_Written task:_ Search the data for the word "this" and copy every line where it occurs.

_Available data:_
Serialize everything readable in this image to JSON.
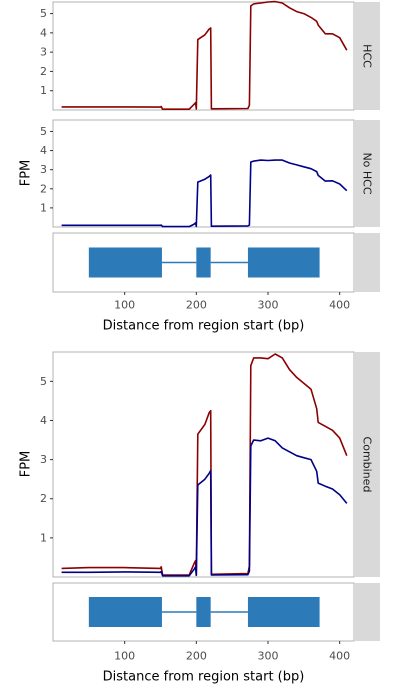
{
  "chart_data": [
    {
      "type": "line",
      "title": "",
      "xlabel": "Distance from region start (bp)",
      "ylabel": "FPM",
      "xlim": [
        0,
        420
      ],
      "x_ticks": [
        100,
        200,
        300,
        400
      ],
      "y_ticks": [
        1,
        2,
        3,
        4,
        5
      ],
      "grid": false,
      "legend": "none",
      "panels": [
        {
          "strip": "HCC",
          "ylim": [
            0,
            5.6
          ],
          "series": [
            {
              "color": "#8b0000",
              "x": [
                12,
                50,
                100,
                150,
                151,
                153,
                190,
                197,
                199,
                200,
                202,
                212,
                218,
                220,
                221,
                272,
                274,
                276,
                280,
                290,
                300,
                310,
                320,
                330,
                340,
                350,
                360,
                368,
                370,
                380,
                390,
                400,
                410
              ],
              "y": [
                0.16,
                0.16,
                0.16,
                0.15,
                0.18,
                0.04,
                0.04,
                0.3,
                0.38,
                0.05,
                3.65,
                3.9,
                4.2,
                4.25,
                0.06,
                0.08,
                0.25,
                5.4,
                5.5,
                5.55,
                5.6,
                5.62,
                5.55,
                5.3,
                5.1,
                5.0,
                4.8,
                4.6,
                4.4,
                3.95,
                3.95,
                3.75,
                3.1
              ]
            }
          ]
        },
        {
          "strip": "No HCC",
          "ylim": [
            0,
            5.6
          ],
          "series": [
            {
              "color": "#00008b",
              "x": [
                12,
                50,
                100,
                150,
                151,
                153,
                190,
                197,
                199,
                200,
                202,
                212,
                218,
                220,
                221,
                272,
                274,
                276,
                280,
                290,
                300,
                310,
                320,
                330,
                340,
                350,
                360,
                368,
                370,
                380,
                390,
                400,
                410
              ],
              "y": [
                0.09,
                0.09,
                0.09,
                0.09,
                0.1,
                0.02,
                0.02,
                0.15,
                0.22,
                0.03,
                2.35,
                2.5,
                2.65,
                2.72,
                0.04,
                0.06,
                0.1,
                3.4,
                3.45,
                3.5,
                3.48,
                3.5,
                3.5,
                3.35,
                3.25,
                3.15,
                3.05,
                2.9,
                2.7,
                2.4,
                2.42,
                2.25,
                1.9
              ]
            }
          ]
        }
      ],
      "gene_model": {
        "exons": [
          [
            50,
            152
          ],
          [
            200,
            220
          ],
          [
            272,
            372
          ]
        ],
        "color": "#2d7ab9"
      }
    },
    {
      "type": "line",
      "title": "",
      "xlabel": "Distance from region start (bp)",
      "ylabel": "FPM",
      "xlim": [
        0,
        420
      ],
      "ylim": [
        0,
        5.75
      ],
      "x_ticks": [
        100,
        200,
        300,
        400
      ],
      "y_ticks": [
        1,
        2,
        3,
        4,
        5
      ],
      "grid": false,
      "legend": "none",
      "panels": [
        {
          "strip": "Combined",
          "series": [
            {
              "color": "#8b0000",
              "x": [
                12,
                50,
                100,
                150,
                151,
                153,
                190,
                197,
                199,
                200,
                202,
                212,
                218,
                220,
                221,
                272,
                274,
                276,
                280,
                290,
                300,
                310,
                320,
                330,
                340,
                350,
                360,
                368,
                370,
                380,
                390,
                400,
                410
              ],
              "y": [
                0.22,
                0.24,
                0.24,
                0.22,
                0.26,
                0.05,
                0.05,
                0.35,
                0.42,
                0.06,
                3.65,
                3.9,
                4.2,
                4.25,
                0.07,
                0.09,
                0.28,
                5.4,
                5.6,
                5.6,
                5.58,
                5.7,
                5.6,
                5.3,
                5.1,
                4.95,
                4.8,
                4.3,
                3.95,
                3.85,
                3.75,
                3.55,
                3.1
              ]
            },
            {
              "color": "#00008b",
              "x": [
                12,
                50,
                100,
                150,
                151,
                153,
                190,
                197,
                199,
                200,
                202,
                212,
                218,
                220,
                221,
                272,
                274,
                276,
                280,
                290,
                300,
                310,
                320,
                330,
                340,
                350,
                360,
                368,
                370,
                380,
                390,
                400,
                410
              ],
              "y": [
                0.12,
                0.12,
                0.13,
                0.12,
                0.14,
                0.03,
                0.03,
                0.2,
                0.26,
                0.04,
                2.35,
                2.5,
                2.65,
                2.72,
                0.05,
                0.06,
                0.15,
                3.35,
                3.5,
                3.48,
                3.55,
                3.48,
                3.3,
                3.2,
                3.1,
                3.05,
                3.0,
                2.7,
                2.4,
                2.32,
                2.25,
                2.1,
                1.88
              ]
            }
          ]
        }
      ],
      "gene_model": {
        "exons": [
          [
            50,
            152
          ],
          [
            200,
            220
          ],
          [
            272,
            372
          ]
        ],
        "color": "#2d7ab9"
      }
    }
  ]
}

* * *

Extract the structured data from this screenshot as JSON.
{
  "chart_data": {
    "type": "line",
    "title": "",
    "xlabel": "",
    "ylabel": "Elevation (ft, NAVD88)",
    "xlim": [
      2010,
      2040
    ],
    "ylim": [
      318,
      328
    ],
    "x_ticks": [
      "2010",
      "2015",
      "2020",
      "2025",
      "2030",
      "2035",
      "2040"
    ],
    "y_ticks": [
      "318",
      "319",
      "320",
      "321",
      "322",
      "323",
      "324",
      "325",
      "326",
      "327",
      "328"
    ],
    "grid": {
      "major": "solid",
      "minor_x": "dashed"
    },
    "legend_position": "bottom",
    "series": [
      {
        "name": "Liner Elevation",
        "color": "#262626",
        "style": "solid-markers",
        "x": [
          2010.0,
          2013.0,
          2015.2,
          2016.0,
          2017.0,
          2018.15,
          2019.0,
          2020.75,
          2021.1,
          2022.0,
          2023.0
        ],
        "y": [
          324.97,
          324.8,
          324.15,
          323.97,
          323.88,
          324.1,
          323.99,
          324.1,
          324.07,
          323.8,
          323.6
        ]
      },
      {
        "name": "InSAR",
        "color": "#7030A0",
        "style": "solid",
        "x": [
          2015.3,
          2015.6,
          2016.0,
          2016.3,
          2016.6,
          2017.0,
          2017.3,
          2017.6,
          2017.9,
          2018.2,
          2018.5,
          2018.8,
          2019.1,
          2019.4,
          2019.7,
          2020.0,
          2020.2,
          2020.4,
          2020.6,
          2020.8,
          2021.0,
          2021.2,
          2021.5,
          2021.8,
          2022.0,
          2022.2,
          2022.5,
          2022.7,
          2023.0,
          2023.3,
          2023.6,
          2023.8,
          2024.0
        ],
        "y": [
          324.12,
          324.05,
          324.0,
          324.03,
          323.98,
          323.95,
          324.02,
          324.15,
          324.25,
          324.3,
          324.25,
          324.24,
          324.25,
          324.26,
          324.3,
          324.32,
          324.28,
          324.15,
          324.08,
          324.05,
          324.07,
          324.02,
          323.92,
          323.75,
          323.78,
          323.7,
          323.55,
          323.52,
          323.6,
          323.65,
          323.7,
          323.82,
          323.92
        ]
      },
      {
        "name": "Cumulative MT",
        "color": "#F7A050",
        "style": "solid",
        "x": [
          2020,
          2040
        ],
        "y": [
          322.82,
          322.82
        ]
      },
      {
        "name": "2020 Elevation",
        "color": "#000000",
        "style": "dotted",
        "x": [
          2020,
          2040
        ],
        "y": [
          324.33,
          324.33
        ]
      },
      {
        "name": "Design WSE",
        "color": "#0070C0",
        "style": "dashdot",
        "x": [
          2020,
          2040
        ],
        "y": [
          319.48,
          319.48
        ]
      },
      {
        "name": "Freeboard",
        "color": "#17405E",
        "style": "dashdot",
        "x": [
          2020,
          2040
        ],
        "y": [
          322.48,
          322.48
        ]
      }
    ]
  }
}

_Output of the exercise:_
Serialize everything readable in this image to JSON.
Extract the structured data from this screenshot as JSON.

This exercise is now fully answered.